- **Task details**
Show all lines holding the string "Kroupa".

- **Stored records**
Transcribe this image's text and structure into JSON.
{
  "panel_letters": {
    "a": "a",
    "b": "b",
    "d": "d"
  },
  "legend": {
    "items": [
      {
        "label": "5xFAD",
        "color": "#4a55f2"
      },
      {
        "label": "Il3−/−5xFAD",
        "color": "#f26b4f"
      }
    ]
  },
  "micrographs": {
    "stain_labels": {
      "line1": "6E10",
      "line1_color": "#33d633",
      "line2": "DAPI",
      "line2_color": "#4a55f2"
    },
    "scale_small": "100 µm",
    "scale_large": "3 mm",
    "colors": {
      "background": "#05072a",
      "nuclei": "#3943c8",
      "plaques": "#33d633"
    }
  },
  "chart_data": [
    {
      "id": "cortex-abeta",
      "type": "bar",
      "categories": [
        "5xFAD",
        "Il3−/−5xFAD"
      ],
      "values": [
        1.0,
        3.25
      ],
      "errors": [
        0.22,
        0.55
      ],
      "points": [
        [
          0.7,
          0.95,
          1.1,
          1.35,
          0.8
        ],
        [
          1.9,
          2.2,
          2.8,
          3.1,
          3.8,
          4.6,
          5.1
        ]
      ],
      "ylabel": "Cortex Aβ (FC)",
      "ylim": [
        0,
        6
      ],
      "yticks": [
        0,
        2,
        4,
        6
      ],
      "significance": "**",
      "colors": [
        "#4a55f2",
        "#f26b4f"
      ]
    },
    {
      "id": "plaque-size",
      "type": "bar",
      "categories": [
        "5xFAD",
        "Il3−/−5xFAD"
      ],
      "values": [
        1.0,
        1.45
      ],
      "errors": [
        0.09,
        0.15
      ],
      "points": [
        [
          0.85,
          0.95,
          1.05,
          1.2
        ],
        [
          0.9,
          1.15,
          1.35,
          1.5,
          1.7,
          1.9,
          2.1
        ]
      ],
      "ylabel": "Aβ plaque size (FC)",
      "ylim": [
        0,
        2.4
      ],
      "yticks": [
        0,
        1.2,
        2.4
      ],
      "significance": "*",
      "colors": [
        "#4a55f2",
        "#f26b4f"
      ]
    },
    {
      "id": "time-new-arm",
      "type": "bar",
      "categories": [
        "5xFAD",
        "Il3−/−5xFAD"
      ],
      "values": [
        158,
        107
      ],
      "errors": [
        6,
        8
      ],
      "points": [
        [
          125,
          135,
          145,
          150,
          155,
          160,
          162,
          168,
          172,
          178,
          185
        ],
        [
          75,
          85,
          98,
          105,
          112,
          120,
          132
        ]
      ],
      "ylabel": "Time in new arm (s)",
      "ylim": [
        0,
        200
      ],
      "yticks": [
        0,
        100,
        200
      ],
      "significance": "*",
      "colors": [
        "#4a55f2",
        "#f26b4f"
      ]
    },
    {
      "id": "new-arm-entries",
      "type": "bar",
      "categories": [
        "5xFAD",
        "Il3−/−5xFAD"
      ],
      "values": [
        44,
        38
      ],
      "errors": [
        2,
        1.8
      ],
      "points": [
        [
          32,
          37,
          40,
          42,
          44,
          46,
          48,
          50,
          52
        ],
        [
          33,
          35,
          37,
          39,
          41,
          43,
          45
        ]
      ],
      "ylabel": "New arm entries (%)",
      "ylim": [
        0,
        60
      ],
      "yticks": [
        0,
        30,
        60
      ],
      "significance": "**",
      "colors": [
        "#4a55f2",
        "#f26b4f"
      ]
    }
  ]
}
---
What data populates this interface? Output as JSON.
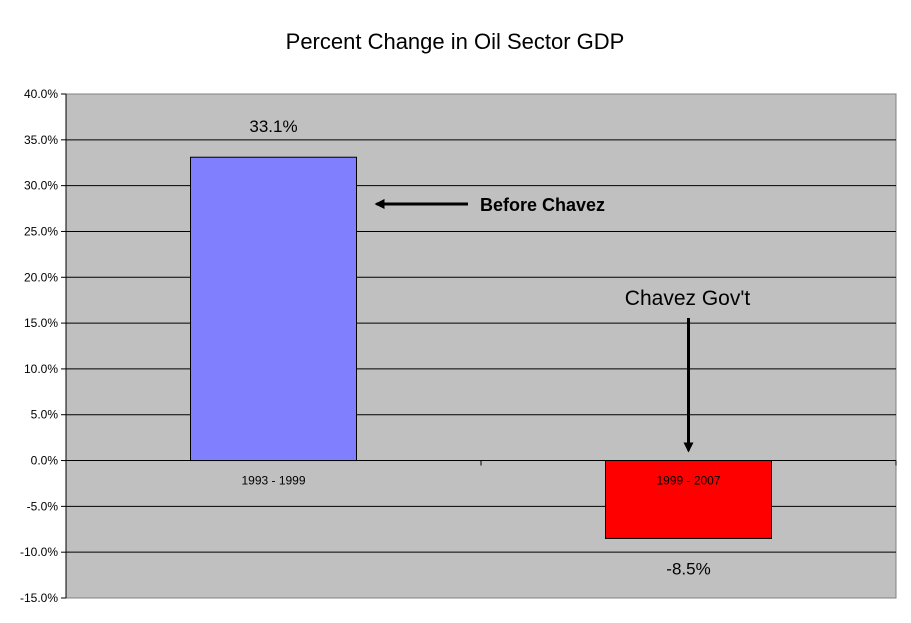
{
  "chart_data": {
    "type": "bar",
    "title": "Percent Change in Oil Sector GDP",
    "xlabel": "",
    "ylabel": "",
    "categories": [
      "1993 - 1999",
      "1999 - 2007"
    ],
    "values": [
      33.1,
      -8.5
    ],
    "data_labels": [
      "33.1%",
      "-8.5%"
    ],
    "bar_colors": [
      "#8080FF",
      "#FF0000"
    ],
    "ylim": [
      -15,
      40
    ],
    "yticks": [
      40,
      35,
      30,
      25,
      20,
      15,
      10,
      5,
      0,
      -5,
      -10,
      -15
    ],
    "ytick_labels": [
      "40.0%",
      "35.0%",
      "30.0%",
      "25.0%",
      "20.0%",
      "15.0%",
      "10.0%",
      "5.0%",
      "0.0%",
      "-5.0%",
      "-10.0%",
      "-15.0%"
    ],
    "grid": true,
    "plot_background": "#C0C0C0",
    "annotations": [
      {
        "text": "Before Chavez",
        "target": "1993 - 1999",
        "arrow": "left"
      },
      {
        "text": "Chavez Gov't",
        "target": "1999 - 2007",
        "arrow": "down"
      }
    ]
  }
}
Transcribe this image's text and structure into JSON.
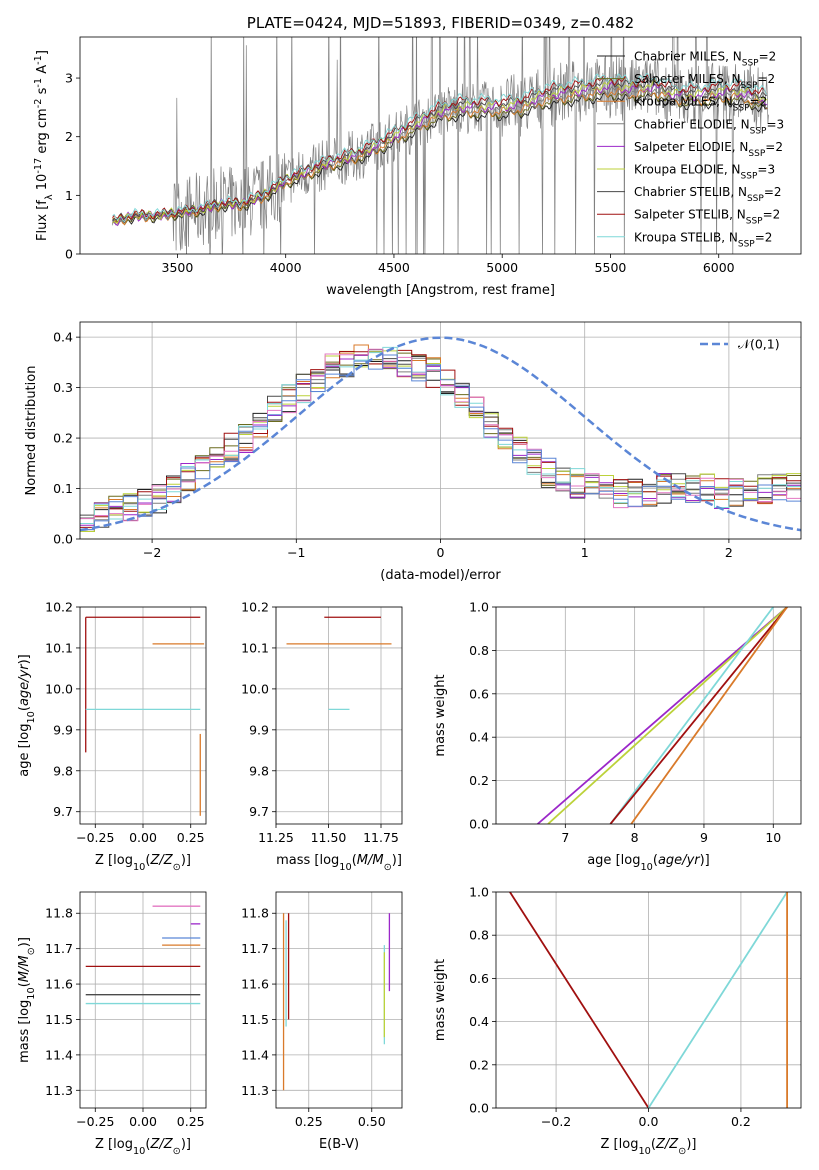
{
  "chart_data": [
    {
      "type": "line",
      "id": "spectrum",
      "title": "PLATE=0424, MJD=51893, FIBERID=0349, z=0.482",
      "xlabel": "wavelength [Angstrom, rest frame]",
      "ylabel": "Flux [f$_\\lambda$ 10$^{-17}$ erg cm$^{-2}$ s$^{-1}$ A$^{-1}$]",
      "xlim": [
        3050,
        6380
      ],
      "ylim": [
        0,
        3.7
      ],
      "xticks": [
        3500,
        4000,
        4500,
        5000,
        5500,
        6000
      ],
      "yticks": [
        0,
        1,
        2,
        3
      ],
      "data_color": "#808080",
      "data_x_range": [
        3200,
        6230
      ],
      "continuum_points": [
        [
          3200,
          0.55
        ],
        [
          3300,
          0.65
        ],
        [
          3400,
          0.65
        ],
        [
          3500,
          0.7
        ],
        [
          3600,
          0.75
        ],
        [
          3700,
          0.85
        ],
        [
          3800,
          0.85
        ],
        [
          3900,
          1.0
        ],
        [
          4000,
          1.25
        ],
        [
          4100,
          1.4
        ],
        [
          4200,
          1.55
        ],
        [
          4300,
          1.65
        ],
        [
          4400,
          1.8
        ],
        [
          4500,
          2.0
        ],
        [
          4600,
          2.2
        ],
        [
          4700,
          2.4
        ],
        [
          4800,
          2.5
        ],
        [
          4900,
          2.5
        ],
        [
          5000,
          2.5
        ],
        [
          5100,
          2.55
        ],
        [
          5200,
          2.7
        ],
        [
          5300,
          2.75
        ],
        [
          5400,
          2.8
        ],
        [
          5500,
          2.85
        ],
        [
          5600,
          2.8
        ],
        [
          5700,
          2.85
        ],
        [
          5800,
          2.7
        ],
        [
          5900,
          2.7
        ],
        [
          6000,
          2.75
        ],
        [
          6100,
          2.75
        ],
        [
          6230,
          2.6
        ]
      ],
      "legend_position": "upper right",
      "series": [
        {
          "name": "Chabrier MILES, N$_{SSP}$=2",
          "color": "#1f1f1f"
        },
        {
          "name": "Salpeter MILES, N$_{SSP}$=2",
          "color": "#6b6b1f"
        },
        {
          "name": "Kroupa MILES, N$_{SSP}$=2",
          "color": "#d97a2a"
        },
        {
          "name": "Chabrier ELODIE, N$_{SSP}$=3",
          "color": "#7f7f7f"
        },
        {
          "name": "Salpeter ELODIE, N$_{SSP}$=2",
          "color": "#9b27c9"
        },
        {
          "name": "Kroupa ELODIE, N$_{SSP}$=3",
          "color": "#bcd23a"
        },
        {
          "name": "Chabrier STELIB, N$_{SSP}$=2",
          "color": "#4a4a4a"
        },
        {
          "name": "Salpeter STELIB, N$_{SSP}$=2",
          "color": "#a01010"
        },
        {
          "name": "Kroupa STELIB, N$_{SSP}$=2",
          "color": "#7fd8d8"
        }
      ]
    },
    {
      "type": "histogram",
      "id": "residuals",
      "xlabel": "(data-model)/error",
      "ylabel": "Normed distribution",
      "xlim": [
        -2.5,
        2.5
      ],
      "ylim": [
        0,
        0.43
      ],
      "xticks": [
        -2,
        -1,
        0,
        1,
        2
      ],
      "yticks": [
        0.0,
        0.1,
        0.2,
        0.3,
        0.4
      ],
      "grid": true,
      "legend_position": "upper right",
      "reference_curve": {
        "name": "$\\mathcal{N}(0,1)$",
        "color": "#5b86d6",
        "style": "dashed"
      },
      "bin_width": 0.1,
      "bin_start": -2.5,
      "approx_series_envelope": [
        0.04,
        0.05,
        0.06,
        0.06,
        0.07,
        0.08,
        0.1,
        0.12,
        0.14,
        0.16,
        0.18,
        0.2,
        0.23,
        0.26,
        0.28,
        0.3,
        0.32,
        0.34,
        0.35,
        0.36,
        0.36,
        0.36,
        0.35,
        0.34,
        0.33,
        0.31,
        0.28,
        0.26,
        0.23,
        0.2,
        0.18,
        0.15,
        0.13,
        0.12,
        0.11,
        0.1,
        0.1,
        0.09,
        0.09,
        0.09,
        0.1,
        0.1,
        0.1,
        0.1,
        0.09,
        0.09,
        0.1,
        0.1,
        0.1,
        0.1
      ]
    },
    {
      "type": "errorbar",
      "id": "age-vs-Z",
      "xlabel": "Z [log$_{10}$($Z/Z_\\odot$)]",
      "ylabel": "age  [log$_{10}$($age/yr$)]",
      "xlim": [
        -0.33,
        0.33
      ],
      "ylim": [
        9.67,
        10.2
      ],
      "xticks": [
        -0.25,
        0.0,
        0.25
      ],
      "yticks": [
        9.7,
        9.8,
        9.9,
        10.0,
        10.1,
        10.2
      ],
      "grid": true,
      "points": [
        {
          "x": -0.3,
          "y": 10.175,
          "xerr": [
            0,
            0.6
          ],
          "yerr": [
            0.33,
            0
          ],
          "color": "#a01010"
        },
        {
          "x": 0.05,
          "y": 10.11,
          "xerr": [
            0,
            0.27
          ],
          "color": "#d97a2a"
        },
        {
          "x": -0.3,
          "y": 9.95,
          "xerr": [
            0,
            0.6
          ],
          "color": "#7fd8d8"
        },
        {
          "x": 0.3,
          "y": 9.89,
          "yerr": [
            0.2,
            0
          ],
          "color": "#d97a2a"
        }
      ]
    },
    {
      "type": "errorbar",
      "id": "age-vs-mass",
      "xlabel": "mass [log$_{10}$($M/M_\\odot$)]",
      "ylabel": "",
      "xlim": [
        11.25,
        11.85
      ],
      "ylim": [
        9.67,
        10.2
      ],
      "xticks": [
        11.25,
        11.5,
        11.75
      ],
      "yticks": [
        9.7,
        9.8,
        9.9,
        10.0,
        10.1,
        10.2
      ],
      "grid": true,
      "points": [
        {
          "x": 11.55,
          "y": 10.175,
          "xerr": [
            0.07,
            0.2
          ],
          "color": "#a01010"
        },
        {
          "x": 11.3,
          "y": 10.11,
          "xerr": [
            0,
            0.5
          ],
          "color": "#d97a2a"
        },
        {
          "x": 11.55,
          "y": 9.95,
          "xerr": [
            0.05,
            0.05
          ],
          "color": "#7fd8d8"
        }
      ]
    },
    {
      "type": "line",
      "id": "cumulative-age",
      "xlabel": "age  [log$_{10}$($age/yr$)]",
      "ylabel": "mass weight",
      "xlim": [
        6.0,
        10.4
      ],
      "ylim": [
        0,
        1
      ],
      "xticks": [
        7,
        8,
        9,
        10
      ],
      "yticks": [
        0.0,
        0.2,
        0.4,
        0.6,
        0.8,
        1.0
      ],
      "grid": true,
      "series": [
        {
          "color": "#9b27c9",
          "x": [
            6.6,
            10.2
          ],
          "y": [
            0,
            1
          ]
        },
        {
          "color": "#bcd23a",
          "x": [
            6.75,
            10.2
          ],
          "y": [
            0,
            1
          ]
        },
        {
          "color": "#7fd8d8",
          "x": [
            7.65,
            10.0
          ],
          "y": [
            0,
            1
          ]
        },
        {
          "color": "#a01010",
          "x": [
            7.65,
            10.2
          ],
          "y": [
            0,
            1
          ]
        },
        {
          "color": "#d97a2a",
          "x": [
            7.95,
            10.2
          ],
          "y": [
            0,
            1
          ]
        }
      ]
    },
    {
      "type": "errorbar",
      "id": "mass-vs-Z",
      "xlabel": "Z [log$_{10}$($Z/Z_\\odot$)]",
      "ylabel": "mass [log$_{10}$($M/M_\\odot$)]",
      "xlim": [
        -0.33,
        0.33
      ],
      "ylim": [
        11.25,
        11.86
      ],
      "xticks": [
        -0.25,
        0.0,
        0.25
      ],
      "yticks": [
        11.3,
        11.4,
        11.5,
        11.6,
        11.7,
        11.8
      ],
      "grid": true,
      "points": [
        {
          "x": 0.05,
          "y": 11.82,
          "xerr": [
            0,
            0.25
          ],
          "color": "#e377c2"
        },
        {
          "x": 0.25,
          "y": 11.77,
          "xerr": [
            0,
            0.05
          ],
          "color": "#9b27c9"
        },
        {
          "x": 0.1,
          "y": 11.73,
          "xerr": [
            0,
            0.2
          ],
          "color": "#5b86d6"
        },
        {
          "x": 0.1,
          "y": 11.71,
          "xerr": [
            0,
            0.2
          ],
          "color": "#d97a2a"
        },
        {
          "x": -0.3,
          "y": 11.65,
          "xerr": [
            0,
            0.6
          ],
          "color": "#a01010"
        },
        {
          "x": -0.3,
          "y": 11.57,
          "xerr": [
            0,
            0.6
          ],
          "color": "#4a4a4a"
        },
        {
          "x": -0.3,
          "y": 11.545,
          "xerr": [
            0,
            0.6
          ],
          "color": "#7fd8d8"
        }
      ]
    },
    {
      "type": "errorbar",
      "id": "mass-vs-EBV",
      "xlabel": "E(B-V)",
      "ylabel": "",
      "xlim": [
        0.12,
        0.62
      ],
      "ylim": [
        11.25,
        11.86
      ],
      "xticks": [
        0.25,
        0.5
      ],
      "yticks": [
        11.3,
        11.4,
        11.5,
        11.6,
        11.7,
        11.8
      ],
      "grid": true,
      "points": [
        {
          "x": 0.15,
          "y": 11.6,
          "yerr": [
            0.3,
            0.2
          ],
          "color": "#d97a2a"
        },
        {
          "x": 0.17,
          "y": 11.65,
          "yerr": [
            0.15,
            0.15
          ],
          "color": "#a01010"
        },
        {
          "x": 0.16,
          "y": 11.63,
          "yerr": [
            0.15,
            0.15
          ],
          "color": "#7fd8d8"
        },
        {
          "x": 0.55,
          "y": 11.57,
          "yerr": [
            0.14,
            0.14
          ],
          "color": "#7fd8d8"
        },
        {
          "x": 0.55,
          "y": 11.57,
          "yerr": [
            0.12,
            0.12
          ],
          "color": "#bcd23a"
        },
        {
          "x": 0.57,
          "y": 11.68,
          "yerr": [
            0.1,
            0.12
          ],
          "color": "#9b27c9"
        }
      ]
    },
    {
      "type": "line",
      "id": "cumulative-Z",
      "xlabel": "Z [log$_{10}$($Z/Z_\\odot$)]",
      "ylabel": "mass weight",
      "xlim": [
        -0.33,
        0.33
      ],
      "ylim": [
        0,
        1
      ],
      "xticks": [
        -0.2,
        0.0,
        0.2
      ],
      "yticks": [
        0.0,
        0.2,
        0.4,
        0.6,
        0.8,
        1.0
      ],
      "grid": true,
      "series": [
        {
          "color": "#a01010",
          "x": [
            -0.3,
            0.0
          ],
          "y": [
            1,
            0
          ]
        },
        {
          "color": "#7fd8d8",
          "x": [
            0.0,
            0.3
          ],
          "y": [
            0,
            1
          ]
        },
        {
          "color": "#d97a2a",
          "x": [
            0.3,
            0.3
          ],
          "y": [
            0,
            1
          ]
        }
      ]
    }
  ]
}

- **Correct result**
          "name": "Kroupa MILES, N$_{SSP}$=2",
          "name": "Kroupa ELODIE, N$_{SSP}$=3",
          "name": "Kroupa STELIB, N$_{SSP}$=2",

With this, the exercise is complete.